** start **

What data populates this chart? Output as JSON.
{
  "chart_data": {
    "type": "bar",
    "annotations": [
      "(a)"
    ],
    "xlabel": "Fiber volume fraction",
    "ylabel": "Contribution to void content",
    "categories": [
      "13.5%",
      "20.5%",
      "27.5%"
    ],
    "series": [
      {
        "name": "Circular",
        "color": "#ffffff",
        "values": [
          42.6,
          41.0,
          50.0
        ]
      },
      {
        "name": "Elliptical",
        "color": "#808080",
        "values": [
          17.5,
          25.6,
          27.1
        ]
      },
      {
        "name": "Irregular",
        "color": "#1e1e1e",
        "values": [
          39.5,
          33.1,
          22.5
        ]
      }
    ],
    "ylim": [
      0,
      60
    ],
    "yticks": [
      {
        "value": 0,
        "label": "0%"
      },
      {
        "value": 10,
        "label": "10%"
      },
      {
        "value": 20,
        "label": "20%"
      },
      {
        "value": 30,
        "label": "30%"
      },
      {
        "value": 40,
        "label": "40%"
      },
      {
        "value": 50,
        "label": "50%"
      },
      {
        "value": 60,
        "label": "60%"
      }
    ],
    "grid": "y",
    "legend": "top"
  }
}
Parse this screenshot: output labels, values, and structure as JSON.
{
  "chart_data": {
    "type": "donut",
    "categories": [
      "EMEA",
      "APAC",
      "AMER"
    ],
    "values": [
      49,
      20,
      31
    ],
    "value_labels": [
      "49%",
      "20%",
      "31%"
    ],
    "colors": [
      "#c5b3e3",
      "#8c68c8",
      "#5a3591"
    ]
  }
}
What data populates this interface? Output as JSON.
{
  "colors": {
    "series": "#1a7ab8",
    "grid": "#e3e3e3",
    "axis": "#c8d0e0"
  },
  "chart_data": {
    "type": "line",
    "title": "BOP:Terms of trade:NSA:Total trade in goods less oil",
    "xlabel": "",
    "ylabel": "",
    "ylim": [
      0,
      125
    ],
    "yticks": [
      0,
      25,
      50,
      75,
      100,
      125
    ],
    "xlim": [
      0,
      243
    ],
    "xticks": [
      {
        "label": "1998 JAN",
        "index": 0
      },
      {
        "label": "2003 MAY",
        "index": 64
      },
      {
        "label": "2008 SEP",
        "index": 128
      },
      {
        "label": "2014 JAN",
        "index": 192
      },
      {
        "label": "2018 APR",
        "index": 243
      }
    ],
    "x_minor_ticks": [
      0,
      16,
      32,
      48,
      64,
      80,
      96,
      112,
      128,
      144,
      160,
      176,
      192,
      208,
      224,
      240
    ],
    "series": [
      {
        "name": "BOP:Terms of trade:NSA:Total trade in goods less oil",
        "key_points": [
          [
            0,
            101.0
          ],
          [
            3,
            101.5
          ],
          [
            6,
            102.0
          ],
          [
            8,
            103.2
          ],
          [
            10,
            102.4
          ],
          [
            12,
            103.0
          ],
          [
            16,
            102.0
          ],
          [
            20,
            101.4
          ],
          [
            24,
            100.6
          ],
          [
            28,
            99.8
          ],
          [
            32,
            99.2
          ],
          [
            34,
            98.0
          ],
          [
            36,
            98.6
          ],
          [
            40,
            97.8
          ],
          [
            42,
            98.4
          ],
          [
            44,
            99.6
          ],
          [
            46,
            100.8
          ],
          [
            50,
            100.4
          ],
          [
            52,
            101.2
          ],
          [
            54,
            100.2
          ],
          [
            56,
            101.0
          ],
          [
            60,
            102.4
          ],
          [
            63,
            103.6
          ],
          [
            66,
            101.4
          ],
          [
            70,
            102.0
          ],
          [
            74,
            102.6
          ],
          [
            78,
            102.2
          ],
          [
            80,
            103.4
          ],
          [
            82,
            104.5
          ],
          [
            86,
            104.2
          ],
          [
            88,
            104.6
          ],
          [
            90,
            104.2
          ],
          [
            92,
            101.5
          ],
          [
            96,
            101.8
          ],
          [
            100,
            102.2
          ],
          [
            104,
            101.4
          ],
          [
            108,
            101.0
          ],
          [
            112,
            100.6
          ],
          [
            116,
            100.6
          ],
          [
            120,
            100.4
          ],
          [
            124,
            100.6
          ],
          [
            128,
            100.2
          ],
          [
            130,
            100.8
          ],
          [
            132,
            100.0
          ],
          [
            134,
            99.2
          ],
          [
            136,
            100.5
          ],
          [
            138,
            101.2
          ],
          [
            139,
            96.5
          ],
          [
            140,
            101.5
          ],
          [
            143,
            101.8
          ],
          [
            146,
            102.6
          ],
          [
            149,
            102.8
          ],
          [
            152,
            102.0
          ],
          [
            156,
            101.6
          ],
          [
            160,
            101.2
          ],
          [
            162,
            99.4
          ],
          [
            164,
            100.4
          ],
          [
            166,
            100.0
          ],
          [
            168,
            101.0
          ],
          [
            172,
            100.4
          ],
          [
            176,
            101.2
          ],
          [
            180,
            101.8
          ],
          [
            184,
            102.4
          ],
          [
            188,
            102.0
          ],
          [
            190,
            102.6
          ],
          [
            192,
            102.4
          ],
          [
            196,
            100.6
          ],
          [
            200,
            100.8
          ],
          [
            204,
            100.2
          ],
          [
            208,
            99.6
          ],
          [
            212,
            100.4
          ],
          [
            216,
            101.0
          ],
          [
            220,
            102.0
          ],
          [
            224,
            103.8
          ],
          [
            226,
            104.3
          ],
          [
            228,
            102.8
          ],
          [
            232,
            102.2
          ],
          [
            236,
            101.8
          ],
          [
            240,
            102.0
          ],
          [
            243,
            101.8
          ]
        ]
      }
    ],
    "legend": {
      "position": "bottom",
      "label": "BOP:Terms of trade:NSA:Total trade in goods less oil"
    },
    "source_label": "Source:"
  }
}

** end **

--- Set problem ---
Repeat the listing above without any change.

--- Correct answer ---
What data populates this chart? Output as JSON.
{
  "chart_data": {
    "type": "bar",
    "annotations": [
      "(a)"
    ],
    "xlabel": "Fiber volume fraction",
    "ylabel": "Contribution to void content",
    "categories": [
      "13.5%",
      "20.5%",
      "27.5%"
    ],
    "series": [
      {
        "name": "Circular",
        "color": "#ffffff",
        "values": [
          42.6,
          41.0,
          50.0
        ]
      },
      {
        "name": "Elliptical",
        "color": "#808080",
        "values": [
          17.5,
          25.6,
          27.1
        ]
      },
      {
        "name": "Irregular",
        "color": "#1e1e1e",
        "values": [
          39.5,
          33.1,
          22.5
        ]
      }
    ],
    "ylim": [
      0,
      60
    ],
    "yticks": [
      {
        "value": 0,
        "label": "0%"
      },
      {
        "value": 10,
        "label": "10%"
      },
      {
        "value": 20,
        "label": "20%"
      },
      {
        "value": 30,
        "label": "30%"
      },
      {
        "value": 40,
        "label": "40%"
      },
      {
        "value": 50,
        "label": "50%"
      },
      {
        "value": 60,
        "label": "60%"
      }
    ],
    "grid": "y",
    "legend": "top"
  }
}
Parse this screenshot: output labels, values, and structure as JSON.
{
  "chart_data": {
    "type": "donut",
    "categories": [
      "EMEA",
      "APAC",
      "AMER"
    ],
    "values": [
      49,
      20,
      31
    ],
    "value_labels": [
      "49%",
      "20%",
      "31%"
    ],
    "colors": [
      "#c5b3e3",
      "#8c68c8",
      "#5a3591"
    ]
  }
}
What data populates this interface? Output as JSON.
{
  "colors": {
    "series": "#1a7ab8",
    "grid": "#e3e3e3",
    "axis": "#c8d0e0"
  },
  "chart_data": {
    "type": "line",
    "title": "BOP:Terms of trade:NSA:Total trade in goods less oil",
    "xlabel": "",
    "ylabel": "",
    "ylim": [
      0,
      125
    ],
    "yticks": [
      0,
      25,
      50,
      75,
      100,
      125
    ],
    "xlim": [
      0,
      243
    ],
    "xticks": [
      {
        "label": "1998 JAN",
        "index": 0
      },
      {
        "label": "2003 MAY",
        "index": 64
      },
      {
        "label": "2008 SEP",
        "index": 128
      },
      {
        "label": "2014 JAN",
        "index": 192
      },
      {
        "label": "2018 APR",
        "index": 243
      }
    ],
    "x_minor_ticks": [
      0,
      16,
      32,
      48,
      64,
      80,
      96,
      112,
      128,
      144,
      160,
      176,
      192,
      208,
      224,
      240
    ],
    "series": [
      {
        "name": "BOP:Terms of trade:NSA:Total trade in goods less oil",
        "key_points": [
          [
            0,
            101.0
          ],
          [
            3,
            101.5
          ],
          [
            6,
            102.0
          ],
          [
            8,
            103.2
          ],
          [
            10,
            102.4
          ],
          [
            12,
            103.0
          ],
          [
            16,
            102.0
          ],
          [
            20,
            101.4
          ],
          [
            24,
            100.6
          ],
          [
            28,
            99.8
          ],
          [
            32,
            99.2
          ],
          [
            34,
            98.0
          ],
          [
            36,
            98.6
          ],
          [
            40,
            97.8
          ],
          [
            42,
            98.4
          ],
          [
            44,
            99.6
          ],
          [
            46,
            100.8
          ],
          [
            50,
            100.4
          ],
          [
            52,
            101.2
          ],
          [
            54,
            100.2
          ],
          [
            56,
            101.0
          ],
          [
            60,
            102.4
          ],
          [
            63,
            103.6
          ],
          [
            66,
            101.4
          ],
          [
            70,
            102.0
          ],
          [
            74,
            102.6
          ],
          [
            78,
            102.2
          ],
          [
            80,
            103.4
          ],
          [
            82,
            104.5
          ],
          [
            86,
            104.2
          ],
          [
            88,
            104.6
          ],
          [
            90,
            104.2
          ],
          [
            92,
            101.5
          ],
          [
            96,
            101.8
          ],
          [
            100,
            102.2
          ],
          [
            104,
            101.4
          ],
          [
            108,
            101.0
          ],
          [
            112,
            100.6
          ],
          [
            116,
            100.6
          ],
          [
            120,
            100.4
          ],
          [
            124,
            100.6
          ],
          [
            128,
            100.2
          ],
          [
            130,
            100.8
          ],
          [
            132,
            100.0
          ],
          [
            134,
            99.2
          ],
          [
            136,
            100.5
          ],
          [
            138,
            101.2
          ],
          [
            139,
            96.5
          ],
          [
            140,
            101.5
          ],
          [
            143,
            101.8
          ],
          [
            146,
            102.6
          ],
          [
            149,
            102.8
          ],
          [
            152,
            102.0
          ],
          [
            156,
            101.6
          ],
          [
            160,
            101.2
          ],
          [
            162,
            99.4
          ],
          [
            164,
            100.4
          ],
          [
            166,
            100.0
          ],
          [
            168,
            101.0
          ],
          [
            172,
            100.4
          ],
          [
            176,
            101.2
          ],
          [
            180,
            101.8
          ],
          [
            184,
            102.4
          ],
          [
            188,
            102.0
          ],
          [
            190,
            102.6
          ],
          [
            192,
            102.4
          ],
          [
            196,
            100.6
          ],
          [
            200,
            100.8
          ],
          [
            204,
            100.2
          ],
          [
            208,
            99.6
          ],
          [
            212,
            100.4
          ],
          [
            216,
            101.0
          ],
          [
            220,
            102.0
          ],
          [
            224,
            103.8
          ],
          [
            226,
            104.3
          ],
          [
            228,
            102.8
          ],
          [
            232,
            102.2
          ],
          [
            236,
            101.8
          ],
          [
            240,
            102.0
          ],
          [
            243,
            101.8
          ]
        ]
      }
    ],
    "legend": {
      "position": "bottom",
      "label": "BOP:Terms of trade:NSA:Total trade in goods less oil"
    },
    "source_label": "Source:"
  }
}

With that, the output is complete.